#### Given passage ####
# How do I print wirelessly on Windows XP with airport express? I've tried bonjour buht



## hiimpaulkim (Nov 10, 2008)

but then it doesn't work. bonjour doesn't scan anything. i've been not wirelessly printing in the past 4 months that i've had this thing -_-;;

http://macosx.com/tech-support/printing-wirelessly-from-canon-mp520/338813.html

there ya go ^^

i have latest windows xp sp3 and i have wifi on/off on my macbook pro. i only use bootcamp btw


----------



## Satcomer (Nov 10, 2008)

Well can anyone print to that printer? Is there something wrong with the printer (i.e. out of ink, out of paper, no power)? You did install the Windows XP Boot Camp  drivers from the OS X install disk? Did you install Bonjour for Windows 1.0.5? 

Can you ping the printer? Have you used the Airport software and does it see the printer? 

As you can see we need MORE information to help you.
#### Data entries ####
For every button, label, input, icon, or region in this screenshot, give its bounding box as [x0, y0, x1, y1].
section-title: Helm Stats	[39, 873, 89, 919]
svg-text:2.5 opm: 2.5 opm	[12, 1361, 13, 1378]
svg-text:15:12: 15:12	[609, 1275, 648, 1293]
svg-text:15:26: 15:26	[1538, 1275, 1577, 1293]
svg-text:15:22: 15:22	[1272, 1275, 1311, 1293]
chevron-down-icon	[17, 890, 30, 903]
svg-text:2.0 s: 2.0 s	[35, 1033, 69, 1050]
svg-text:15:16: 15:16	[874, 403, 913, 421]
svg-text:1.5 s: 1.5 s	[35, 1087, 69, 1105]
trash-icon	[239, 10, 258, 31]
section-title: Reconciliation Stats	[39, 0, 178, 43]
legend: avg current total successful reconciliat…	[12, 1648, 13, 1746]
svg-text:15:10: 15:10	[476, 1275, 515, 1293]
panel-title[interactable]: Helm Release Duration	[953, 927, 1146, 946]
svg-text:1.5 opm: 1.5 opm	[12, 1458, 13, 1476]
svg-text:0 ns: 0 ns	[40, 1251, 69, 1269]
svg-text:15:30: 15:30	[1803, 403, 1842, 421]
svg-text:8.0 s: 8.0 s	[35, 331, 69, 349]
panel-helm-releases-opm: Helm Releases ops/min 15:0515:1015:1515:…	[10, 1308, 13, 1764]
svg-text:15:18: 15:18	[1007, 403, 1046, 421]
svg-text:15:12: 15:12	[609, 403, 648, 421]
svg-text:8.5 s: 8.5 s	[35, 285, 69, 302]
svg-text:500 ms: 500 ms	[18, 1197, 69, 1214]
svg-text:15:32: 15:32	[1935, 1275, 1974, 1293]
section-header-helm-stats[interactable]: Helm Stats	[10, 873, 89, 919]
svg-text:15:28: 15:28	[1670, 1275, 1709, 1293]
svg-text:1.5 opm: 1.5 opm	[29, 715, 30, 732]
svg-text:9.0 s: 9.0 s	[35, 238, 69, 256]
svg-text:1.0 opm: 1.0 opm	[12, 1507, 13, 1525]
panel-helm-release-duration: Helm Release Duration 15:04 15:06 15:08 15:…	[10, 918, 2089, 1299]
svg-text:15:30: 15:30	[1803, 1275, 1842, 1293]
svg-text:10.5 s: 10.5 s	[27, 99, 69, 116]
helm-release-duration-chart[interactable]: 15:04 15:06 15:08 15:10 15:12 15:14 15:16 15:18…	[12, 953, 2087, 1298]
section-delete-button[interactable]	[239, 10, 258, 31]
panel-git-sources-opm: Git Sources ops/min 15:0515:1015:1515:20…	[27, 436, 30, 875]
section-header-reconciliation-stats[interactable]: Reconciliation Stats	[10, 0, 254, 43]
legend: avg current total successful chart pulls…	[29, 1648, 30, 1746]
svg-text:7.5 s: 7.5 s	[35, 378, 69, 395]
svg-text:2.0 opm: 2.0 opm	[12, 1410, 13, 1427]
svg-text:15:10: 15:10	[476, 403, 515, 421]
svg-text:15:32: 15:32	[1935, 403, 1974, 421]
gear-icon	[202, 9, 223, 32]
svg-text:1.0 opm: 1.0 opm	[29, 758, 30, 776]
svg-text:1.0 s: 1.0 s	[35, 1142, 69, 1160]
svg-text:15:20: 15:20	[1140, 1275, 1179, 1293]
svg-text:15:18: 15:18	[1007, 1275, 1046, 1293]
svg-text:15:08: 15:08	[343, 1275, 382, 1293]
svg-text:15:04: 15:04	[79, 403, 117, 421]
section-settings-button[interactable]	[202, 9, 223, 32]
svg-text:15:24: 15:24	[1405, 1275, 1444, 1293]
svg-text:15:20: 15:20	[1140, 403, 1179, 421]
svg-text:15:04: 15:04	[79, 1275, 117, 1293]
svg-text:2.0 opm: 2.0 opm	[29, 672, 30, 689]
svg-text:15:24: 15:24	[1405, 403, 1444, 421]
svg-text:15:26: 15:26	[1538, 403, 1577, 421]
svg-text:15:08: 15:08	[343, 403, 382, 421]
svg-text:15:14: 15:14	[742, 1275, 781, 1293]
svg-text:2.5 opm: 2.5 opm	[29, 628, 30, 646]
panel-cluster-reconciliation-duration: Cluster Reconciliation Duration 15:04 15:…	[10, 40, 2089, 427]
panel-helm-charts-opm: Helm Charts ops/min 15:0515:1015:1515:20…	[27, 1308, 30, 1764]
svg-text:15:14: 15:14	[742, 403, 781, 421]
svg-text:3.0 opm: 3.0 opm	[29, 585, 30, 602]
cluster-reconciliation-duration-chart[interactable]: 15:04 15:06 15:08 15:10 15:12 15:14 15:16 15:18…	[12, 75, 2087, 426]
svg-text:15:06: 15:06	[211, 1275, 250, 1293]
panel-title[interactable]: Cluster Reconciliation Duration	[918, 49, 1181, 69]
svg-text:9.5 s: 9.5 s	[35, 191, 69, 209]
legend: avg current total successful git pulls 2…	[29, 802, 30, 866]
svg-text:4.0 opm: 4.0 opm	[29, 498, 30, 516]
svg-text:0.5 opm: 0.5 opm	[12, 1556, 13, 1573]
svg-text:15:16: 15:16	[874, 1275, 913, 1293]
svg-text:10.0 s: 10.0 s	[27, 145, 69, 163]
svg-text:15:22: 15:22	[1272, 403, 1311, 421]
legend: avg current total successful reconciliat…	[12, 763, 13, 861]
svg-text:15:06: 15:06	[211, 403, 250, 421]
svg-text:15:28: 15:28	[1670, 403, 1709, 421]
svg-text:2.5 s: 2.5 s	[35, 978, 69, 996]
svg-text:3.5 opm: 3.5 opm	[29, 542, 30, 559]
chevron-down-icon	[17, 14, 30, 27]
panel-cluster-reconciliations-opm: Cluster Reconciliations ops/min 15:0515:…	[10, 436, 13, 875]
####
> Task instructions
In the forum thread on wireless printing, which version of Bonjour for Windows does Satcomer ask about?

> Complete response
Bonjour for Windows 1.0.5.